== Brief ==
Write out the whole listing, matching it exactly.

== Task input ==
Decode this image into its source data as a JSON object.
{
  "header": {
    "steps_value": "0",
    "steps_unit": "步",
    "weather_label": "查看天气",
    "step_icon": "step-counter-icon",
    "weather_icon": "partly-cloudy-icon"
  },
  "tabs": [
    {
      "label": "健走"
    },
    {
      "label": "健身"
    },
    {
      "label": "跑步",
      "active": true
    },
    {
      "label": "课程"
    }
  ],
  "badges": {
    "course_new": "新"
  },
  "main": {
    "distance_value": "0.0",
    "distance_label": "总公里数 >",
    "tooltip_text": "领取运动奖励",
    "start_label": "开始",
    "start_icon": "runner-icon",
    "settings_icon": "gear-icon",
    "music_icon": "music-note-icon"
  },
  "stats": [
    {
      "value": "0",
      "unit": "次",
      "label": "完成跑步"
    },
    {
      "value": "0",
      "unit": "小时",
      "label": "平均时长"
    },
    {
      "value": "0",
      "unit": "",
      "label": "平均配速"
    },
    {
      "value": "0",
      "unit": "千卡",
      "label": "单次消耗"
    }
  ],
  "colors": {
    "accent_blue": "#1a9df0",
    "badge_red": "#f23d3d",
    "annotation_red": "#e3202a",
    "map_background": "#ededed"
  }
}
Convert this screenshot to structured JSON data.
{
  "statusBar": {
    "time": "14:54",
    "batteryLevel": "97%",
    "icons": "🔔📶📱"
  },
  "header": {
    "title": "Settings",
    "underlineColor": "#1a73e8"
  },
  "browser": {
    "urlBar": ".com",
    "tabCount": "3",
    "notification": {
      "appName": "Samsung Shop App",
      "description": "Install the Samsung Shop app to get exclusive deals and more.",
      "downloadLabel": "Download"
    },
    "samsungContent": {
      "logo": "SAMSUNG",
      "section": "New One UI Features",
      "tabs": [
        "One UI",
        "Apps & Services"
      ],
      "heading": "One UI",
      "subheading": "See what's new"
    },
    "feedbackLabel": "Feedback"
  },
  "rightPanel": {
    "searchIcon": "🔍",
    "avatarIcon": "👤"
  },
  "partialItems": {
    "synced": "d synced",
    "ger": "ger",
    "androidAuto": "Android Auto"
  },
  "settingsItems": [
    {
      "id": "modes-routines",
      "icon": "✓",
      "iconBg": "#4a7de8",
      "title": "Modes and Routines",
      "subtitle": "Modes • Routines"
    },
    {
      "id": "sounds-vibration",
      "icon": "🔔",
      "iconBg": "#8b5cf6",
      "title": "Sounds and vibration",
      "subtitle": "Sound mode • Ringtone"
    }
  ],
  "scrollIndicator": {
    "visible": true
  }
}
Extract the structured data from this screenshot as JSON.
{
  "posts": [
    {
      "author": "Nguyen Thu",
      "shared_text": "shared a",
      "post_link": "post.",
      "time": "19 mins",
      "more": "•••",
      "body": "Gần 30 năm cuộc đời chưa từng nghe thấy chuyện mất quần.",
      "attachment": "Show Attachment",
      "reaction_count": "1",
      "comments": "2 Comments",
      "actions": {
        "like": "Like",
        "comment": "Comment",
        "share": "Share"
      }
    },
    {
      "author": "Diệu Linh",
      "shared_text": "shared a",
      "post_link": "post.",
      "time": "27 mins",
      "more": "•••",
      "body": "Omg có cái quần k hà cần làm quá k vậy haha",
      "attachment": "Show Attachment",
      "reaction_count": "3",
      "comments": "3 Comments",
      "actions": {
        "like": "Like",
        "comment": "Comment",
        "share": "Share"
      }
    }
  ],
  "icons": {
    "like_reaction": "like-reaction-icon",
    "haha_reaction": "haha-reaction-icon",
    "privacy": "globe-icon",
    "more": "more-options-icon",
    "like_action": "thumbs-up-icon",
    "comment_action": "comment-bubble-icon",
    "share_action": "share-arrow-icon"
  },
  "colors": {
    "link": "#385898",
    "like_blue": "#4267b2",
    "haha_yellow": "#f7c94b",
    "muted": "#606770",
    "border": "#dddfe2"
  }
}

== Result for this exercise ==
Decode this image into its source data as a JSON object.
{
  "header": {
    "steps_value": "0",
    "steps_unit": "步",
    "weather_label": "查看天气",
    "step_icon": "step-counter-icon",
    "weather_icon": "partly-cloudy-icon"
  },
  "tabs": [
    {
      "label": "健走"
    },
    {
      "label": "健身"
    },
    {
      "label": "跑步",
      "active": true
    },
    {
      "label": "课程"
    }
  ],
  "badges": {
    "course_new": "新"
  },
  "main": {
    "distance_value": "0.0",
    "distance_label": "总公里数 >",
    "tooltip_text": "领取运动奖励",
    "start_label": "开始",
    "start_icon": "runner-icon",
    "settings_icon": "gear-icon",
    "music_icon": "music-note-icon"
  },
  "stats": [
    {
      "value": "0",
      "unit": "次",
      "label": "完成跑步"
    },
    {
      "value": "0",
      "unit": "小时",
      "label": "平均时长"
    },
    {
      "value": "0",
      "unit": "",
      "label": "平均配速"
    },
    {
      "value": "0",
      "unit": "千卡",
      "label": "单次消耗"
    }
  ],
  "colors": {
    "accent_blue": "#1a9df0",
    "badge_red": "#f23d3d",
    "annotation_red": "#e3202a",
    "map_background": "#ededed"
  }
}
Convert this screenshot to structured JSON data.
{
  "statusBar": {
    "time": "14:54",
    "batteryLevel": "97%",
    "icons": "🔔📶📱"
  },
  "header": {
    "title": "Settings",
    "underlineColor": "#1a73e8"
  },
  "browser": {
    "urlBar": ".com",
    "tabCount": "3",
    "notification": {
      "appName": "Samsung Shop App",
      "description": "Install the Samsung Shop app to get exclusive deals and more.",
      "downloadLabel": "Download"
    },
    "samsungContent": {
      "logo": "SAMSUNG",
      "section": "New One UI Features",
      "tabs": [
        "One UI",
        "Apps & Services"
      ],
      "heading": "One UI",
      "subheading": "See what's new"
    },
    "feedbackLabel": "Feedback"
  },
  "rightPanel": {
    "searchIcon": "🔍",
    "avatarIcon": "👤"
  },
  "partialItems": {
    "synced": "d synced",
    "ger": "ger",
    "androidAuto": "Android Auto"
  },
  "settingsItems": [
    {
      "id": "modes-routines",
      "icon": "✓",
      "iconBg": "#4a7de8",
      "title": "Modes and Routines",
      "subtitle": "Modes • Routines"
    },
    {
      "id": "sounds-vibration",
      "icon": "🔔",
      "iconBg": "#8b5cf6",
      "title": "Sounds and vibration",
      "subtitle": "Sound mode • Ringtone"
    }
  ],
  "scrollIndicator": {
    "visible": true
  }
}
Extract the structured data from this screenshot as JSON.
{
  "posts": [
    {
      "author": "Nguyen Thu",
      "shared_text": "shared a",
      "post_link": "post.",
      "time": "19 mins",
      "more": "•••",
      "body": "Gần 30 năm cuộc đời chưa từng nghe thấy chuyện mất quần.",
      "attachment": "Show Attachment",
      "reaction_count": "1",
      "comments": "2 Comments",
      "actions": {
        "like": "Like",
        "comment": "Comment",
        "share": "Share"
      }
    },
    {
      "author": "Diệu Linh",
      "shared_text": "shared a",
      "post_link": "post.",
      "time": "27 mins",
      "more": "•••",
      "body": "Omg có cái quần k hà cần làm quá k vậy haha",
      "attachment": "Show Attachment",
      "reaction_count": "3",
      "comments": "3 Comments",
      "actions": {
        "like": "Like",
        "comment": "Comment",
        "share": "Share"
      }
    }
  ],
  "icons": {
    "like_reaction": "like-reaction-icon",
    "haha_reaction": "haha-reaction-icon",
    "privacy": "globe-icon",
    "more": "more-options-icon",
    "like_action": "thumbs-up-icon",
    "comment_action": "comment-bubble-icon",
    "share_action": "share-arrow-icon"
  },
  "colors": {
    "link": "#385898",
    "like_blue": "#4267b2",
    "haha_yellow": "#f7c94b",
    "muted": "#606770",
    "border": "#dddfe2"
  }
}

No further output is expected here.